__Given request__: In the entries below, count every line with the string "charges". State the count and nothing else.

__Dataset entries__:
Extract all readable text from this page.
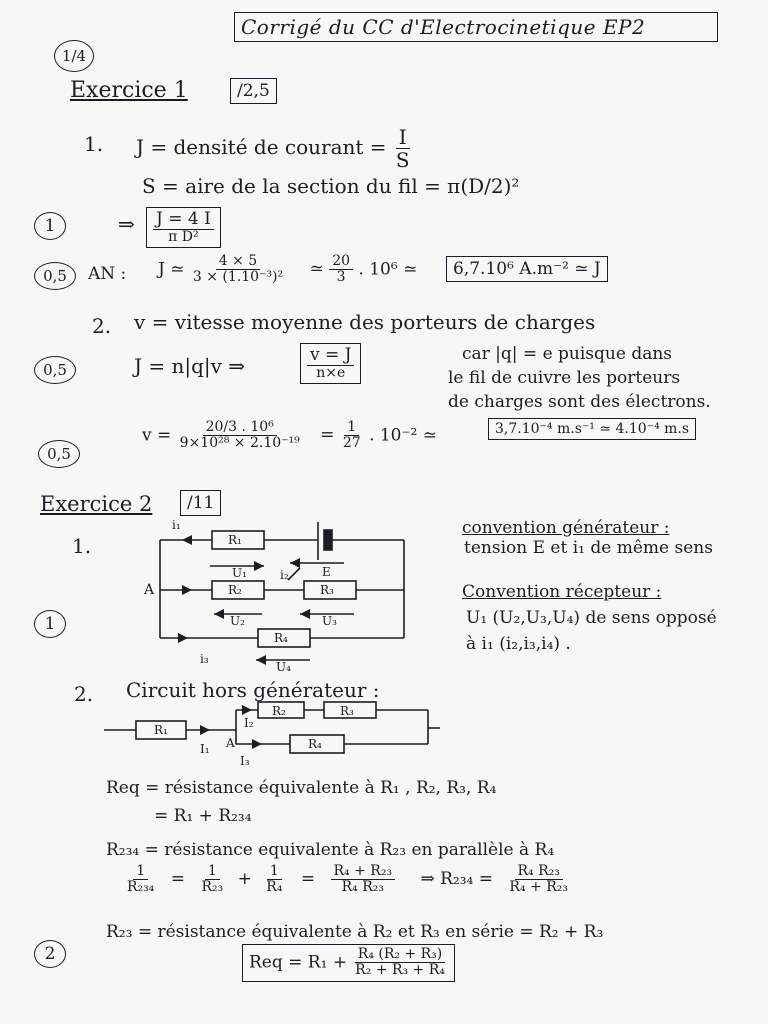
Corrigé du CC d'Electrocinetique EP2
1/4
Exercice 1	/2,5
1. J = densité de courant = $\frac{I}{S}$
S = aire de la section du fil = π(D/2)²
1	⇒ $\frac{J = 4 I}{\text{π D²}}$
0,5	AN : J ≃ $\frac{4 \times 5}{\text{3 × (1.10⁻³)²}}$ ≃ $\frac{20}{3}$ . 10⁶ ≃	6,7.10⁶ A.m⁻² ≃ J
2. v = vitesse moyenne des porteurs de charges
0,5	J = n|q|v ⇒	$\frac{v = J}{n\times e}$	car |q| = e puisque dans
le fil de cuivre les porteurs
de charges sont des électrons.
0,5
$v = \frac{\text{20/3 . 10⁶}}{\text{9×10²⁸ × 2.10⁻¹⁹}} = \frac{1}{27}$ . 10⁻² ≃	3,7.10⁻⁴ m.s⁻¹ ≃ 4.10⁻⁴ m.s
Exercice 2	/11
1.
1
i₁
R₁
U₁	i₂	E
A	R₂	R₃
U₂	U₃
R₄
i₃
U₄
convention générateur :
tension E et i₁ de même sens
Convention récepteur :
U₁ (U₂,U₃,U₄) de sens opposé
à i₁ (i₂,i₃,i₄) .
2. Circuit hors générateur :
R₁
R₂	R₃
R₄
I₂
I₁ A
I₃
Req = résistance équivalente à R₁ , R₂, R₃, R₄
= R₁ + R₂₃₄
R₂₃₄ = résistance equivalente à R₂₃ en parallèle à R₄
$\frac{1}{\text{R₂₃₄}} = \frac{1}{\text{R₂₃}} + \frac{1}{\text{R₄}} = \frac{\text{R₄ + R₂₃}}{\text{R₄ R₂₃}}$ ⇒ $R_{234} = \frac{\text{R₄ R₂₃}}{\text{R₄ + R₂₃}}$
R₂₃ = résistance équivalente à R₂ et R₃ en série = R₂ + R₃
2	Req = $R_1 + \frac{\text{R₄ (R₂ + R₃)}}{\text{R₂ + R₃ + R₄}}$
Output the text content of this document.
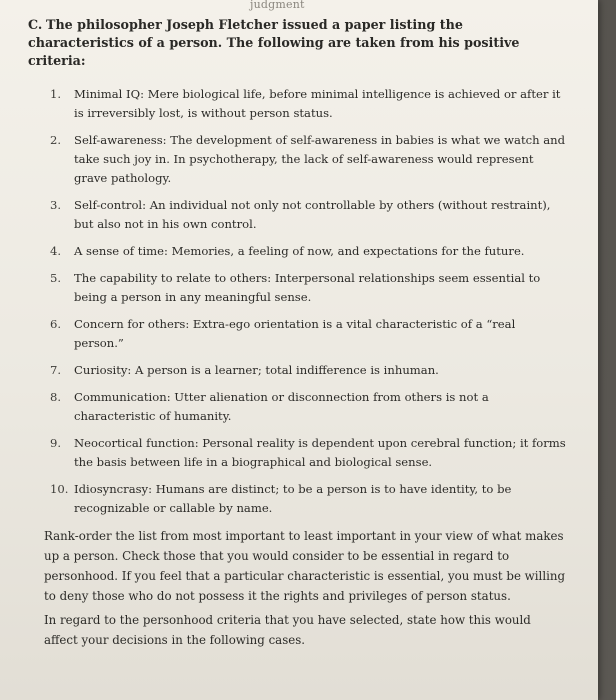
judgment

C. The philosopher Joseph Fletcher issued a paper listing the characteristics of a person. The following are taken from his positive criteria:

1.	Minimal IQ: Mere biological life, before minimal intelligence is achieved or after it is irreversibly lost, is without person status.
2.	Self-awareness: The development of self-awareness in babies is what we watch and take such joy in. In psychotherapy, the lack of self-awareness would represent grave pathology.
3.	Self-control: An individual not only not controllable by others (without restraint), but also not in his own control.
4.	A sense of time: Memories, a feeling of now, and expectations for the future.
5.	The capability to relate to others: Interpersonal relationships seem essential to being a person in any meaningful sense.
6.	Concern for others: Extra-ego orientation is a vital characteristic of a “real person.”
7.	Curiosity: A person is a learner; total indifference is inhuman.
8.	Communication: Utter alienation or disconnection from others is not a characteristic of humanity.
9.	Neocortical function: Personal reality is dependent upon cerebral function; it forms the basis between life in a biographical and biological sense.
10. Idiosyncrasy: Humans are distinct; to be a person is to have identity, to be recognizable or callable by name.

Rank-order the list from most important to least important in your view of what makes up a person. Check those that you would consider to be essential in regard to personhood. If you feel that a particular characteristic is essential, you must be willing to deny those who do not possess it the rights and privileges of person status.

In regard to the personhood criteria that you have selected, state how this would affect your decisions in the following cases.
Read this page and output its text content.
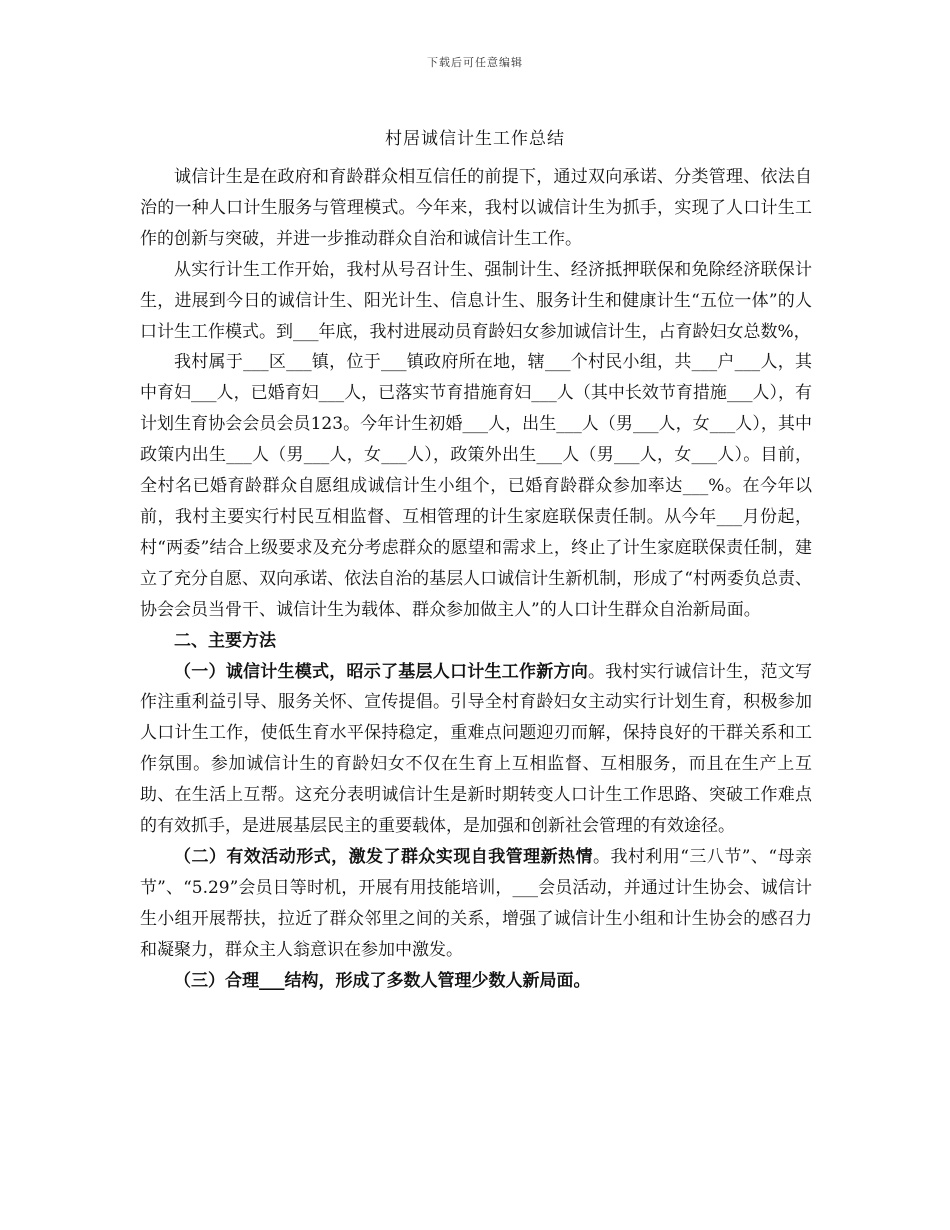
下载后可任意编辑
村居诚信计生工作总结

诚信计生是在政府和育龄群众相互信任的前提下，通过双向承诺、分类管理、依法自治的一种人口计生服务与管理模式。今年来，我村以诚信计生为抓手，实现了人口计生工作的创新与突破，并进一步推动群众自治和诚信计生工作。

从实行计生工作开始，我村从号召计生、强制计生、经济抵押联保和免除经济联保计生，进展到今日的诚信计生、阳光计生、信息计生、服务计生和健康计生“五位一体”的人口计生工作模式。到___年底，我村进展动员育龄妇女参加诚信计生，占育龄妇女总数%，

我村属于___区___镇，位于___镇政府所在地，辖___个村民小组，共___户___人，其中育妇___人，已婚育妇___人，已落实节育措施育妇___人（其中长效节育措施___人），有计划生育协会会员会员123。今年计生初婚___人，出生___人（男___人，女___人），其中政策内出生___人（男___人，女___人），政策外出生___人（男___人，女___人）。目前，全村名已婚育龄群众自愿组成诚信计生小组个，已婚育龄群众参加率达___%。在今年以前，我村主要实行村民互相监督、互相管理的计生家庭联保责任制。从今年___月份起，村“两委”结合上级要求及充分考虑群众的愿望和需求上，终止了计生家庭联保责任制，建立了充分自愿、双向承诺、依法自治的基层人口诚信计生新机制，形成了“村两委负总责、协会会员当骨干、诚信计生为载体、群众参加做主人”的人口计生群众自治新局面。

二、主要方法

（一）诚信计生模式，昭示了基层人口计生工作新方向。我村实行诚信计生，范文写作注重利益引导、服务关怀、宣传提倡。引导全村育龄妇女主动实行计划生育，积极参加人口计生工作，使低生育水平保持稳定，重难点问题迎刃而解，保持良好的干群关系和工作氛围。参加诚信计生的育龄妇女不仅在生育上互相监督、互相服务，而且在生产上互助、在生活上互帮。这充分表明诚信计生是新时期转变人口计生工作思路、突破工作难点的有效抓手，是进展基层民主的重要载体，是加强和创新社会管理的有效途径。

（二）有效活动形式，激发了群众实现自我管理新热情。我村利用“三八节”、“母亲节”、“5.29”会员日等时机，开展有用技能培训，___会员活动，并通过计生协会、诚信计生小组开展帮扶，拉近了群众邻里之间的关系，增强了诚信计生小组和计生协会的感召力和凝聚力，群众主人翁意识在参加中激发。

（三）合理___结构，形成了多数人管理少数人新局面。
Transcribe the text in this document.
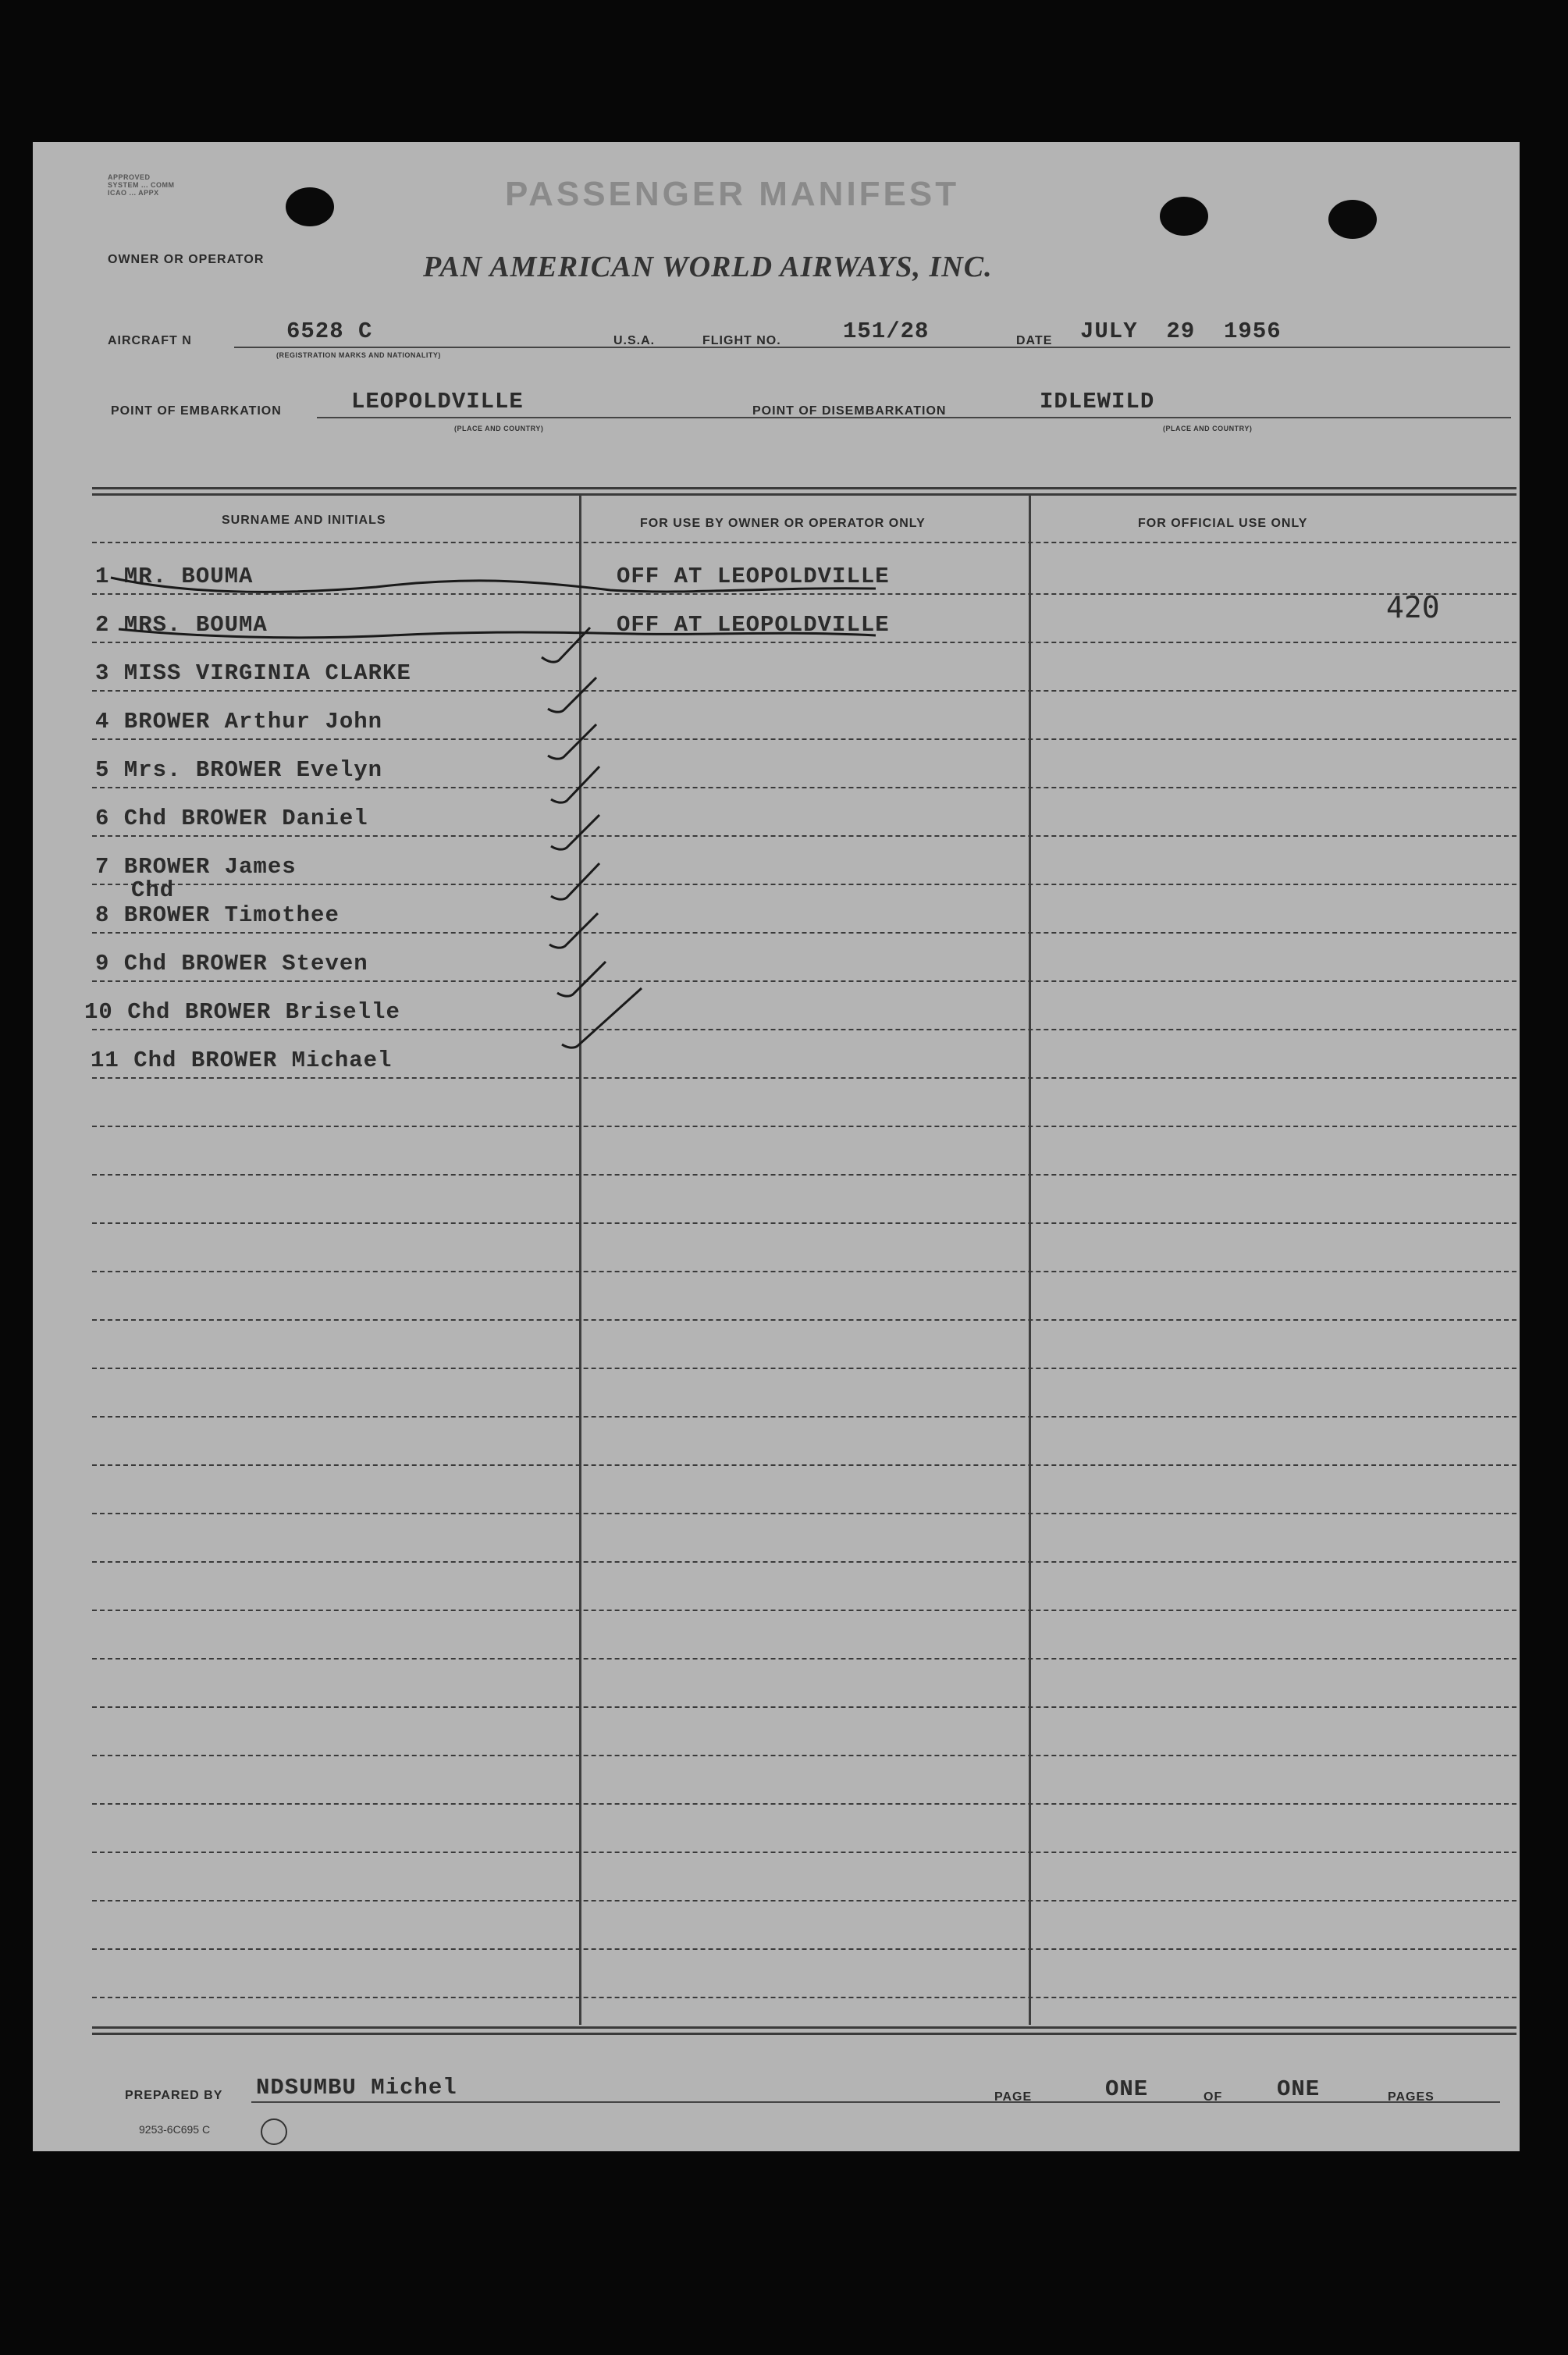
APPROVED
SYSTEM ... COMM
ICAO ... APPX	PASSENGER MANIFEST
OWNER OR OPERATOR	PAN AMERICAN WORLD AIRWAYS, INC.
AIRCRAFT N	6528 C
(REGISTRATION MARKS AND NATIONALITY)
U.S.A.	FLIGHT NO.	151/28	DATE JULY  29  1956
POINT OF EMBARKATION	LEOPOLDVILLE
(PLACE AND COUNTRY)
POINT OF DISEMBARKATION	IDLEWILD
(PLACE AND COUNTRY)
SURNAME AND INITIALS	FOR USE BY OWNER OR OPERATOR ONLY	FOR OFFICIAL USE ONLY
1 MR. BOUMA	OFF AT LEOPOLDVILLE
2 MRS. BOUMA	OFF AT LEOPOLDVILLE
420
3 MISS VIRGINIA CLARKE
4 BROWER Arthur John
5 Mrs. BROWER Evelyn
6 Chd BROWER Daniel
7 BROWER James
Chd
8 BROWER Timothee
9 Chd BROWER Steven
10 Chd BROWER Briselle
11 Chd BROWER Michael
PREPARED BY NDSUMBU Michel	PAGE	ONE	OF ONE	PAGES
9253-6C695 C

__Solution for this problem__: 2